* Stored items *
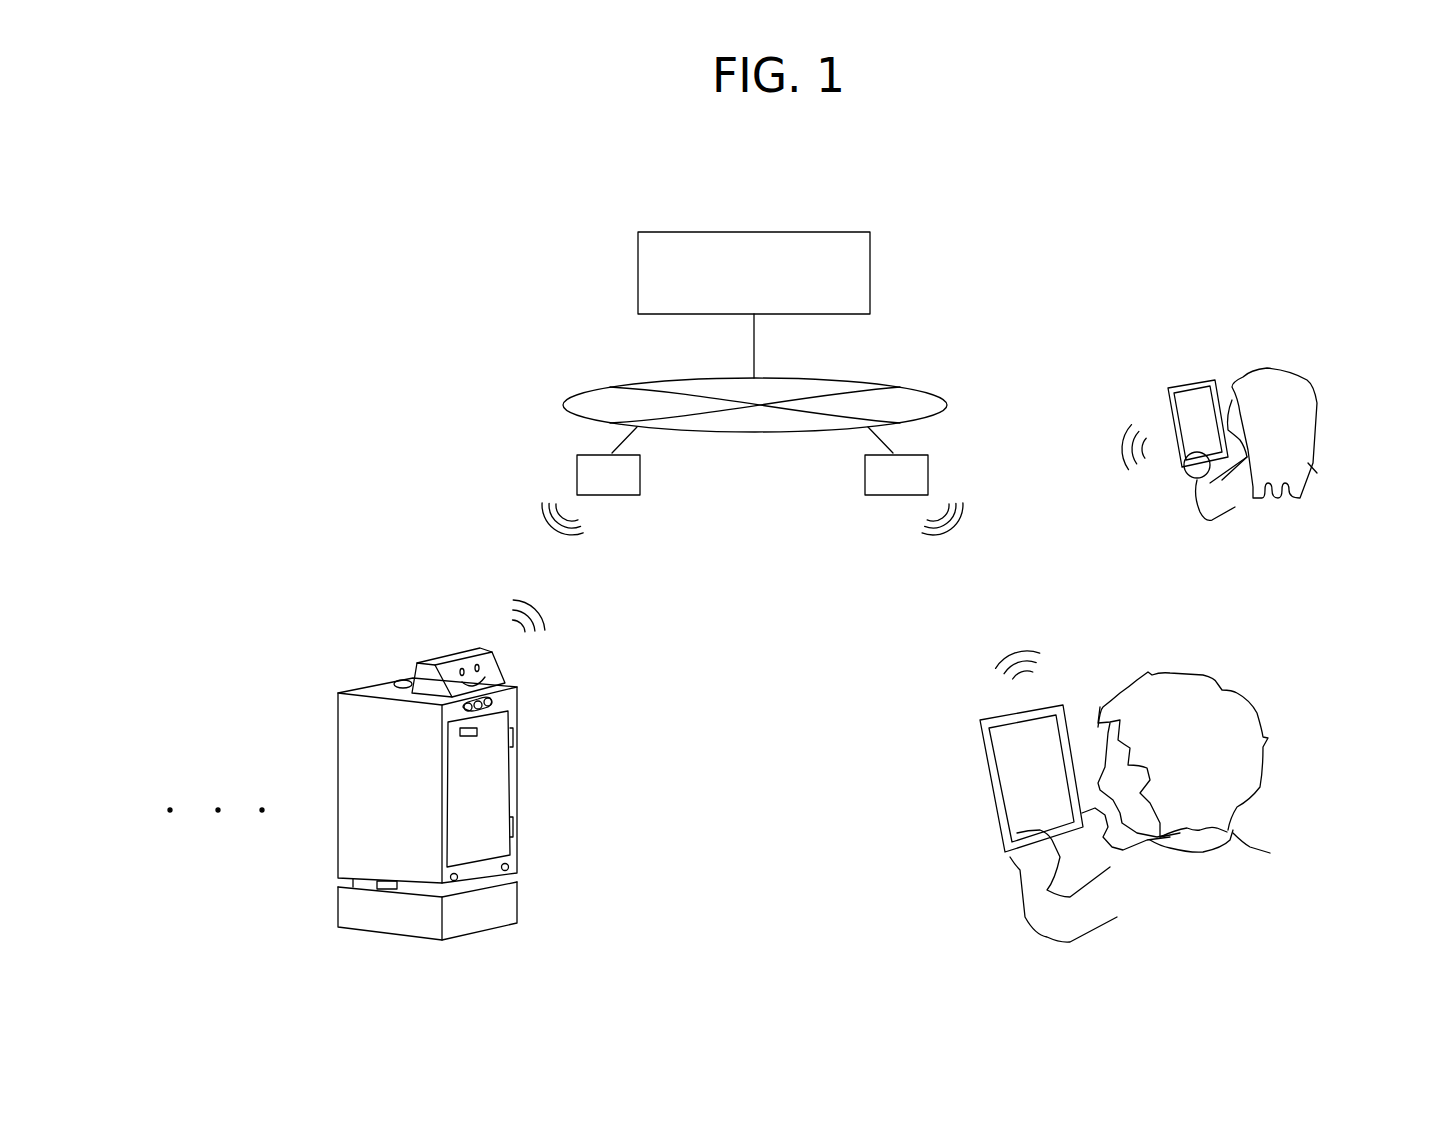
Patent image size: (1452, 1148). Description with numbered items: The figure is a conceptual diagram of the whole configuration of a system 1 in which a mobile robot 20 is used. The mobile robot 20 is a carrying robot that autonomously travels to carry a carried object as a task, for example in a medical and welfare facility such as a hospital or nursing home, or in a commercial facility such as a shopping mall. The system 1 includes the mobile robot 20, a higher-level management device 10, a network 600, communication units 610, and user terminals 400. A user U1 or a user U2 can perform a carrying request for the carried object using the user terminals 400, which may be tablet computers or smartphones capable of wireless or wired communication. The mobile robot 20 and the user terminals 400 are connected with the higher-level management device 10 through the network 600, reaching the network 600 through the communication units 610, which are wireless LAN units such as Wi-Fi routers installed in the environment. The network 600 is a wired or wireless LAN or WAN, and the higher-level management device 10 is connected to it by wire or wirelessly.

The system 1 is at (475, 232).
The higher-level management device 10 is at (825, 232).
The mobile robot 20 is at (342, 655).
The user terminal 400 is at (1197, 387).
The network 600 is at (945, 405).
The communication unit 610 is at (577, 466).
The user U1 is at (1313, 390).
The user U2 is at (1263, 712).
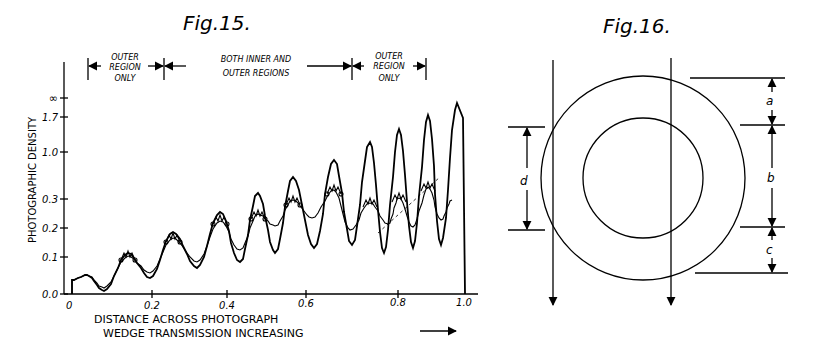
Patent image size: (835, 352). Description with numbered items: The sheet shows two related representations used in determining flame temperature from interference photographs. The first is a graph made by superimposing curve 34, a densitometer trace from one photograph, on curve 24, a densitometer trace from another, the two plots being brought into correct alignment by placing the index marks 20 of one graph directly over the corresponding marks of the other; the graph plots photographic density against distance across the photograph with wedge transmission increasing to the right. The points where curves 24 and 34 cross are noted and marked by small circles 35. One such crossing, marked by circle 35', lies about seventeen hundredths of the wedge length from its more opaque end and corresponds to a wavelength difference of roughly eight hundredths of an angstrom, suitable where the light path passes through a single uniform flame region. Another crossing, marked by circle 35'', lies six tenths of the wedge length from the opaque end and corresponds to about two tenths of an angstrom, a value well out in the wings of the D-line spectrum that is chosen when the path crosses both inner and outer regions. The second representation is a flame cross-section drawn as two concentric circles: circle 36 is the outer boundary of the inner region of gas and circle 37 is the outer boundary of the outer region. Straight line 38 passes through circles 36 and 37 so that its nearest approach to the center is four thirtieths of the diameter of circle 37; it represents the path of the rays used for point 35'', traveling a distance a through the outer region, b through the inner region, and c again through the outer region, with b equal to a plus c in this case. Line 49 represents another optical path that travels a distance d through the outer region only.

In FIG. 15, the index marks 20 is at (93, 298).
In FIG. 15, the curve 24 is at (251, 198).
In FIG. 15, the curve 34 is at (207, 239).
In FIG. 15, the small circles 35 is at (220, 241).
In FIG. 15, the circle 35' is at (131, 269).
In FIG. 15, the circle 35'' is at (293, 220).
In FIG. 16, the circle 36 is at (643, 174).
In FIG. 16, the circle 37 is at (591, 92).
In FIG. 16, the straight line 38 is at (667, 90).
In FIG. 16, the line 49 is at (552, 76).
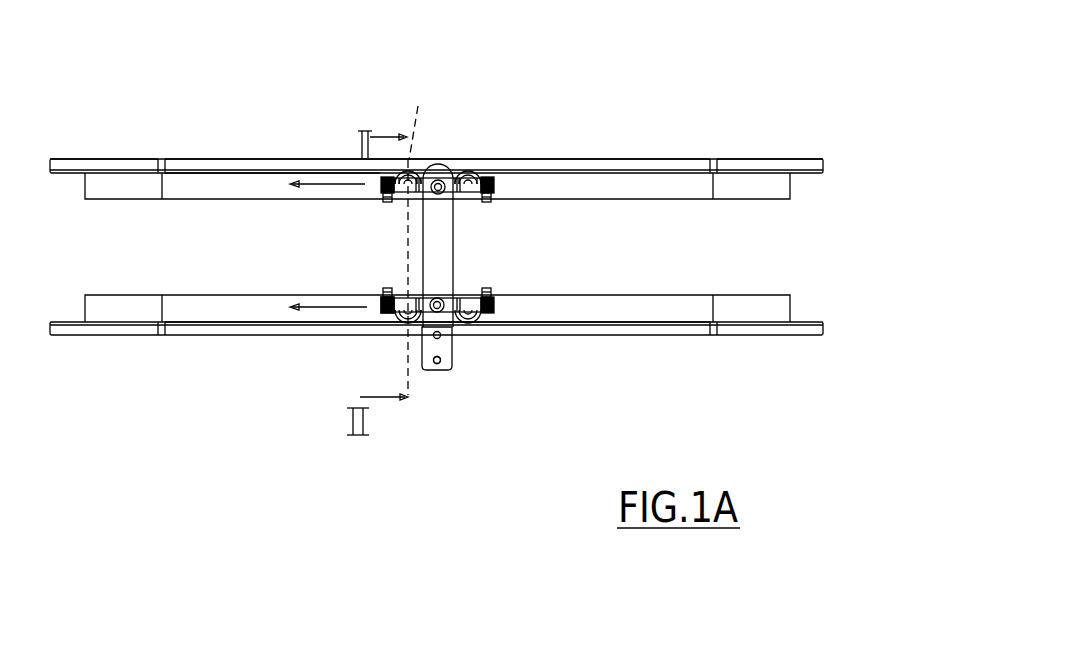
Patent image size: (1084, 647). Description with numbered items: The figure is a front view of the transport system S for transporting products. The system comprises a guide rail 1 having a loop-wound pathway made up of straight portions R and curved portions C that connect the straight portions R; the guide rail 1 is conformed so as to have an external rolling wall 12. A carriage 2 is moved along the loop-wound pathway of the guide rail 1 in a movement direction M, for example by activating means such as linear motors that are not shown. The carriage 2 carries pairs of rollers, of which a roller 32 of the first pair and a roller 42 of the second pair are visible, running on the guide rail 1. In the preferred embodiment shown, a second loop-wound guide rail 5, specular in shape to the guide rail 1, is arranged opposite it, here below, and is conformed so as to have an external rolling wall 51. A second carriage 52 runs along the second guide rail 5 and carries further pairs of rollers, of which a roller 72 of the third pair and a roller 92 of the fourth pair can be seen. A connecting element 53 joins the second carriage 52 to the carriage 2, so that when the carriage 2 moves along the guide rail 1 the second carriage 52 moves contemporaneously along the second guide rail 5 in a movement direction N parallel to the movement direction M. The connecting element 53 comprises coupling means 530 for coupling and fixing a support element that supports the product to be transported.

* What is asked *
Rewrite the lines above as a numbered list, skipping the blank lines. Do not include the pictures in your answer.

* Task output *
1. Patent image size: (1452, 1148). Description with numbered items: The figure is a conceptual diagram of the whole configuration of a system 1 in which a mobile robot 20 is used. The mobile robot 20 is a carrying robot that autonomously travels to carry a carried object as a task, for example in a medical and welfare facility such as a hospital or nursing home, or in a commercial facility such as a shopping mall. The system 1 includes the mobile robot 20, a higher-level management device 10, a network 600, communication units 610, and user terminals 400. A user U1 or a user U2 can perform a carrying request for the carried object using the user terminals 400, which may be tablet computers or smartphones capable of wireless or wired communication. The mobile robot 20 and the user terminals 400 are connected with the higher-level management device 10 through the network 600, reaching the network 600 through the communication units 610, which are wireless LAN units such as Wi-Fi routers installed in the environment. The network 600 is a wired or wireless LAN or WAN, and the higher-level management device 10 is connected to it by wire or wirelessly.
2. The system 1 is at (475, 232).
3. The higher-level management device 10 is at (825, 232).
4. The mobile robot 20 is at (342, 655).
5. The user terminal 400 is at (1197, 387).
6. The network 600 is at (945, 405).
7. The communication unit 610 is at (577, 466).
8. The user U1 is at (1313, 390).
9. The user U2 is at (1263, 712).
10. Patent image size: (835, 352). Description with numbered items: The sheet shows two related representations used in determining flame temperature from interference photographs. The first is a graph made by superimposing curve 34, a densitometer trace from one photograph, on curve 24, a densitometer trace from another, the two plots being brought into correct alignment by placing the index marks 20 of one graph directly over the corresponding marks of the other; the graph plots photographic density against distance across the photograph with wedge transmission increasing to the right. The points where curves 24 and 34 cross are noted and marked by small circles 35. One such crossing, marked by circle 35', lies about seventeen hundredths of the wedge length from its more opaque end and corresponds to a wavelength difference of roughly eight hundredths of an angstrom, suitable where the light path passes through a single uniform flame region. Another crossing, marked by circle 35'', lies six tenths of the wedge length from the opaque end and corresponds to about two tenths of an angstrom, a value well out in the wings of the D-line spectrum that is chosen when the path crosses both inner and outer regions. The second representation is a flame cross-section drawn as two concentric circles: circle 36 is the outer boundary of the inner region of gas and circle 37 is the outer boundary of the outer region. Straight line 38 passes through circles 36 and 37 so that its nearest approach to the center is four thirtieths of the diameter of circle 37; it represents the path of the rays used for point 35'', traveling a distance a through the outer region, b through the inner region, and c again through the outer region, with b equal to a plus c in this case. Line 49 represents another optical path that travels a distance d through the outer region only.
11. In FIG. 15, the index marks 20 is at (93, 298).
12. In FIG. 15, the curve 24 is at (251, 198).
13. In FIG. 15, the curve 34 is at (207, 239).
14. In FIG. 15, the small circles 35 is at (220, 241).
15. In FIG. 15, the circle 35' is at (131, 269).
16. In FIG. 15, the circle 35'' is at (293, 220).
17. In FIG. 16, the circle 36 is at (643, 174).
18. In FIG. 16, the circle 37 is at (591, 92).
19. In FIG. 16, the straight line 38 is at (667, 90).
20. In FIG. 16, the line 49 is at (552, 76).
21. Patent image size: (1084, 647). Description with numbered items: The figure is a front view of the transport system S for transporting products. The system comprises a guide rail 1 having a loop-wound pathway made up of straight portions R and curved portions C that connect the straight portions R; the guide rail 1 is conformed so as to have an external rolling wall 12. A carriage 2 is moved along the loop-wound pathway of the guide rail 1 in a movement direction M, for example by activating means such as linear motors that are not shown. The carriage 2 carries pairs of rollers, of which a roller 32 of the first pair and a roller 42 of the second pair are visible, running on the guide rail 1. In the preferred embodiment shown, a second loop-wound guide rail 5, specular in shape to the guide rail 1, is arranged opposite it, here below, and is conformed so as to have an external rolling wall 51. A second carriage 52 runs along the second guide rail 5 and carries further pairs of rollers, of which a roller 72 of the third pair and a roller 92 of the fourth pair can be seen. A connecting element 53 joins the second carriage 52 to the carriage 2, so that when the carriage 2 moves along the guide rail 1 the second carriage 52 moves contemporaneously along the second guide rail 5 in a movement direction N parallel to the movement direction M. The connecting element 53 comprises coupling means 530 for coupling and fixing a support element that supports the product to be transported.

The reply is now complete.